[Dataset entries]

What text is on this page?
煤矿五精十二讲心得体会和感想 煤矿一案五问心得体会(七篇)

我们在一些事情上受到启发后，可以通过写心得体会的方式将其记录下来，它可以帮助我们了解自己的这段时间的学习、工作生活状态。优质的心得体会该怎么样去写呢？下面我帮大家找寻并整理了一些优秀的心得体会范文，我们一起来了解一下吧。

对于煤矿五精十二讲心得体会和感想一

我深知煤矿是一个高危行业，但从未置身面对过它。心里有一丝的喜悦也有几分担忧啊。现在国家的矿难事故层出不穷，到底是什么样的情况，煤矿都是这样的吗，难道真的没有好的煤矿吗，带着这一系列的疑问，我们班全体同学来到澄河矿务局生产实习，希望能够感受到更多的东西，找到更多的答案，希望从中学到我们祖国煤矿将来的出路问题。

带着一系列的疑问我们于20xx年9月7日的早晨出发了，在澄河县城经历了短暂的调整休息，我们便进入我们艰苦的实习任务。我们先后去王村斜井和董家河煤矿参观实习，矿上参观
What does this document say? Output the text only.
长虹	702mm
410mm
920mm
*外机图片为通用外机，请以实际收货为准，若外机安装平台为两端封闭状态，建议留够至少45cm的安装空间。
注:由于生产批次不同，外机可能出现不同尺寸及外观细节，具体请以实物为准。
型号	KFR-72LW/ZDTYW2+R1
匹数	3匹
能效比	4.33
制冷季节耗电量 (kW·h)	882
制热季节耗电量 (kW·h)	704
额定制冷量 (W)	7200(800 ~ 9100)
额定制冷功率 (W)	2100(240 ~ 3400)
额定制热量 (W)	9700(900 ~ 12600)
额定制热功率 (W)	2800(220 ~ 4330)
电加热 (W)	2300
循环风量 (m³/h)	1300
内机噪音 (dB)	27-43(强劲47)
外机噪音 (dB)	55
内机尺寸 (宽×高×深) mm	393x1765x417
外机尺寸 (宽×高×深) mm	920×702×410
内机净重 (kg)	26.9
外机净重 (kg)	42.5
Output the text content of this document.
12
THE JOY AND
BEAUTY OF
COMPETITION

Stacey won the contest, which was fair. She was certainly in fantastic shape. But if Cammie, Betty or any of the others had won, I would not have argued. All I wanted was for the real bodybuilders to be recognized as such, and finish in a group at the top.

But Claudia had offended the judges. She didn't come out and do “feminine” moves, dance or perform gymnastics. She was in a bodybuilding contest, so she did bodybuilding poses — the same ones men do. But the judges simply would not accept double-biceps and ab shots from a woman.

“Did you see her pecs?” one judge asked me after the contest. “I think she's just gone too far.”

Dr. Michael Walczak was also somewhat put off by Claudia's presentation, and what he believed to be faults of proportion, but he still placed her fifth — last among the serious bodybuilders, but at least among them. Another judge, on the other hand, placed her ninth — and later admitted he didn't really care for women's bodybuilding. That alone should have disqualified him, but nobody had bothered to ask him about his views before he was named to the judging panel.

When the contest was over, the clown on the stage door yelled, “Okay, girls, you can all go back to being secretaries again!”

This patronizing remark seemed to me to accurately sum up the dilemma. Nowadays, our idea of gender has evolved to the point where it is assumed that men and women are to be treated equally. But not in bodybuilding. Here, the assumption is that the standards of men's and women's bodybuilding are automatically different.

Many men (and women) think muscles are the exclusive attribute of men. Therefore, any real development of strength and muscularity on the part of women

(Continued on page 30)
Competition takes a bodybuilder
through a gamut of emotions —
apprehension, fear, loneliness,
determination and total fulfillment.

## [AIM]
Write the whole listing out again. Keep every line exactly as it is.

## [EXERCISE RESPONSE]
What text is on this page?
煤矿五精十二讲心得体会和感想 煤矿一案五问心得体会(七篇)

我们在一些事情上受到启发后，可以通过写心得体会的方式将其记录下来，它可以帮助我们了解自己的这段时间的学习、工作生活状态。优质的心得体会该怎么样去写呢？下面我帮大家找寻并整理了一些优秀的心得体会范文，我们一起来了解一下吧。

对于煤矿五精十二讲心得体会和感想一

我深知煤矿是一个高危行业，但从未置身面对过它。心里有一丝的喜悦也有几分担忧啊。现在国家的矿难事故层出不穷，到底是什么样的情况，煤矿都是这样的吗，难道真的没有好的煤矿吗，带着这一系列的疑问，我们班全体同学来到澄河矿务局生产实习，希望能够感受到更多的东西，找到更多的答案，希望从中学到我们祖国煤矿将来的出路问题。

带着一系列的疑问我们于20xx年9月7日的早晨出发了，在澄河县城经历了短暂的调整休息，我们便进入我们艰苦的实习任务。我们先后去王村斜井和董家河煤矿参观实习，矿上参观
What does this document say? Output the text only.
长虹	702mm
410mm
920mm
*外机图片为通用外机，请以实际收货为准，若外机安装平台为两端封闭状态，建议留够至少45cm的安装空间。
注:由于生产批次不同，外机可能出现不同尺寸及外观细节，具体请以实物为准。
型号	KFR-72LW/ZDTYW2+R1
匹数	3匹
能效比	4.33
制冷季节耗电量 (kW·h)	882
制热季节耗电量 (kW·h)	704
额定制冷量 (W)	7200(800 ~ 9100)
额定制冷功率 (W)	2100(240 ~ 3400)
额定制热量 (W)	9700(900 ~ 12600)
额定制热功率 (W)	2800(220 ~ 4330)
电加热 (W)	2300
循环风量 (m³/h)	1300
内机噪音 (dB)	27-43(强劲47)
外机噪音 (dB)	55
内机尺寸 (宽×高×深) mm	393x1765x417
外机尺寸 (宽×高×深) mm	920×702×410
内机净重 (kg)	26.9
外机净重 (kg)	42.5
Output the text content of this document.
12
THE JOY AND
BEAUTY OF
COMPETITION

Stacey won the contest, which was fair. She was certainly in fantastic shape. But if Cammie, Betty or any of the others had won, I would not have argued. All I wanted was for the real bodybuilders to be recognized as such, and finish in a group at the top.

But Claudia had offended the judges. She didn't come out and do “feminine” moves, dance or perform gymnastics. She was in a bodybuilding contest, so she did bodybuilding poses — the same ones men do. But the judges simply would not accept double-biceps and ab shots from a woman.

“Did you see her pecs?” one judge asked me after the contest. “I think she's just gone too far.”

Dr. Michael Walczak was also somewhat put off by Claudia's presentation, and what he believed to be faults of proportion, but he still placed her fifth — last among the serious bodybuilders, but at least among them. Another judge, on the other hand, placed her ninth — and later admitted he didn't really care for women's bodybuilding. That alone should have disqualified him, but nobody had bothered to ask him about his views before he was named to the judging panel.

When the contest was over, the clown on the stage door yelled, “Okay, girls, you can all go back to being secretaries again!”

This patronizing remark seemed to me to accurately sum up the dilemma. Nowadays, our idea of gender has evolved to the point where it is assumed that men and women are to be treated equally. But not in bodybuilding. Here, the assumption is that the standards of men's and women's bodybuilding are automatically different.

Many men (and women) think muscles are the exclusive attribute of men. Therefore, any real development of strength and muscularity on the part of women

(Continued on page 30)
Competition takes a bodybuilder
through a gamut of emotions —
apprehension, fear, loneliness,
determination and total fulfillment.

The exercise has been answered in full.